**RECORD EXCERPTS**.
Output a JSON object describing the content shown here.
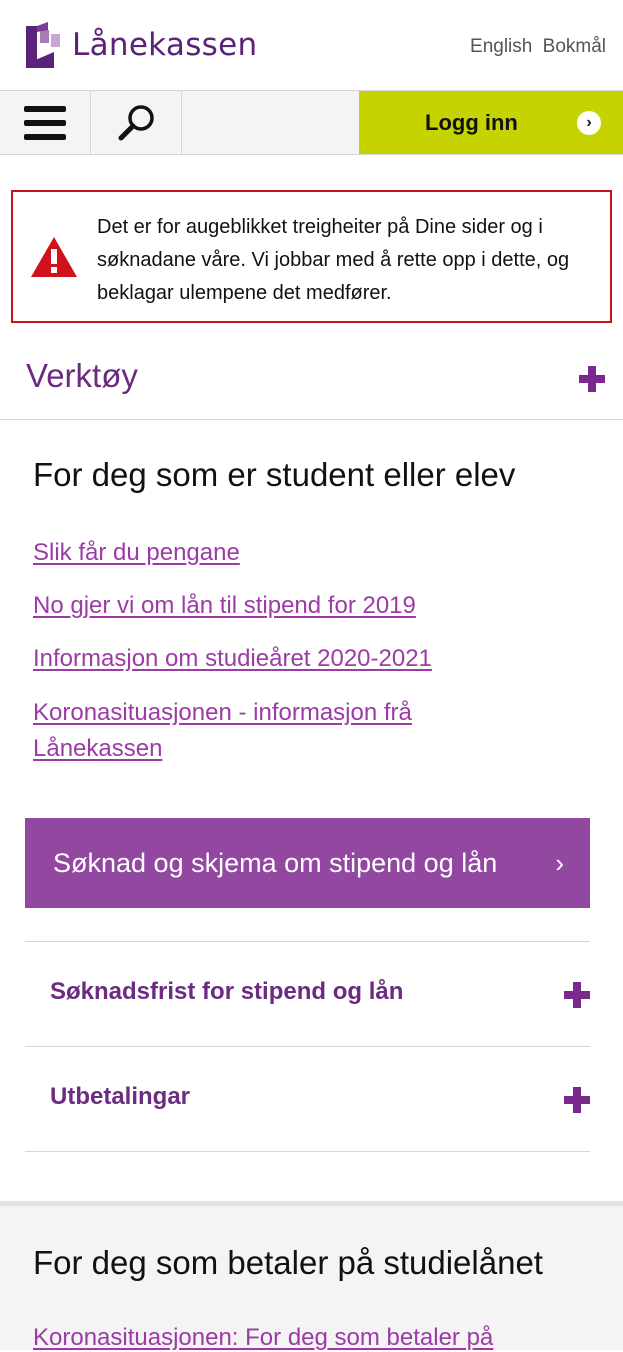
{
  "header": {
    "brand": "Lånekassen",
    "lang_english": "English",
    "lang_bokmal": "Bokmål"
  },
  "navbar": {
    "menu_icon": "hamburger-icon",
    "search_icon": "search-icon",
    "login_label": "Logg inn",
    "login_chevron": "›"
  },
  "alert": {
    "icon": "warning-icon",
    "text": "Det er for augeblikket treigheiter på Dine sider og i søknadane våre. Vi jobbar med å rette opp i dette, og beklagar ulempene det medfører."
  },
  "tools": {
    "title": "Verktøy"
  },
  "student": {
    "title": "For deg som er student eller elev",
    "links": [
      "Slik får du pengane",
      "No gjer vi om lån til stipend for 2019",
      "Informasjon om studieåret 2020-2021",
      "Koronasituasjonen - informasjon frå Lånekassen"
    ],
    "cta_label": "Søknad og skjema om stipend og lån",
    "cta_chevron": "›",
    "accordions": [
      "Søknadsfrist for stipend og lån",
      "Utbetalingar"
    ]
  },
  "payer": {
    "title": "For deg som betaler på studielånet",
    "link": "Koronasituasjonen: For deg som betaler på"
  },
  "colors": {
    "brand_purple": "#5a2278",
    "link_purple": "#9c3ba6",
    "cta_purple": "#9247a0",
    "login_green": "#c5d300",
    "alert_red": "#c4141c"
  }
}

**PROBLEM DESCRIPTION**. Every record above should be written out again exactly; the pictures stay out of the copy.

**RIGHT ANSWER**.
Output a JSON object describing the content shown here.
{
  "header": {
    "brand": "Lånekassen",
    "lang_english": "English",
    "lang_bokmal": "Bokmål"
  },
  "navbar": {
    "menu_icon": "hamburger-icon",
    "search_icon": "search-icon",
    "login_label": "Logg inn",
    "login_chevron": "›"
  },
  "alert": {
    "icon": "warning-icon",
    "text": "Det er for augeblikket treigheiter på Dine sider og i søknadane våre. Vi jobbar med å rette opp i dette, og beklagar ulempene det medfører."
  },
  "tools": {
    "title": "Verktøy"
  },
  "student": {
    "title": "For deg som er student eller elev",
    "links": [
      "Slik får du pengane",
      "No gjer vi om lån til stipend for 2019",
      "Informasjon om studieåret 2020-2021",
      "Koronasituasjonen - informasjon frå Lånekassen"
    ],
    "cta_label": "Søknad og skjema om stipend og lån",
    "cta_chevron": "›",
    "accordions": [
      "Søknadsfrist for stipend og lån",
      "Utbetalingar"
    ]
  },
  "payer": {
    "title": "For deg som betaler på studielånet",
    "link": "Koronasituasjonen: For deg som betaler på"
  },
  "colors": {
    "brand_purple": "#5a2278",
    "link_purple": "#9c3ba6",
    "cta_purple": "#9247a0",
    "login_green": "#c5d300",
    "alert_red": "#c4141c"
  }
}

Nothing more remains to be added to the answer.